#### [OBJECTIVE]
Where a line in the listing contains the string "Prusa", copy that line out.

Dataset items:
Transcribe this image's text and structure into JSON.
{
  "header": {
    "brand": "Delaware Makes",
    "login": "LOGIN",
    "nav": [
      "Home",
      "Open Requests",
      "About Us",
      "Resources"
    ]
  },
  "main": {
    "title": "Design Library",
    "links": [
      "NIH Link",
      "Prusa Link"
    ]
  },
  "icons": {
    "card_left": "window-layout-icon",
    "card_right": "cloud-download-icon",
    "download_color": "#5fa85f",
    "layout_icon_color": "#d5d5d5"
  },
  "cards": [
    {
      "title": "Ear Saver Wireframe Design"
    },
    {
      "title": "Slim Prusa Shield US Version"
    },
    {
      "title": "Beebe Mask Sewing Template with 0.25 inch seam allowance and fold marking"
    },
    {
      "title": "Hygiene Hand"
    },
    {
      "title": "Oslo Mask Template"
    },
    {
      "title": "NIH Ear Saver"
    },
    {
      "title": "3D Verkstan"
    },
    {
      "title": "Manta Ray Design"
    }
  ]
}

#### [TASK SOLUTION]
      "Prusa Link"
      "title": "Slim Prusa Shield US Version"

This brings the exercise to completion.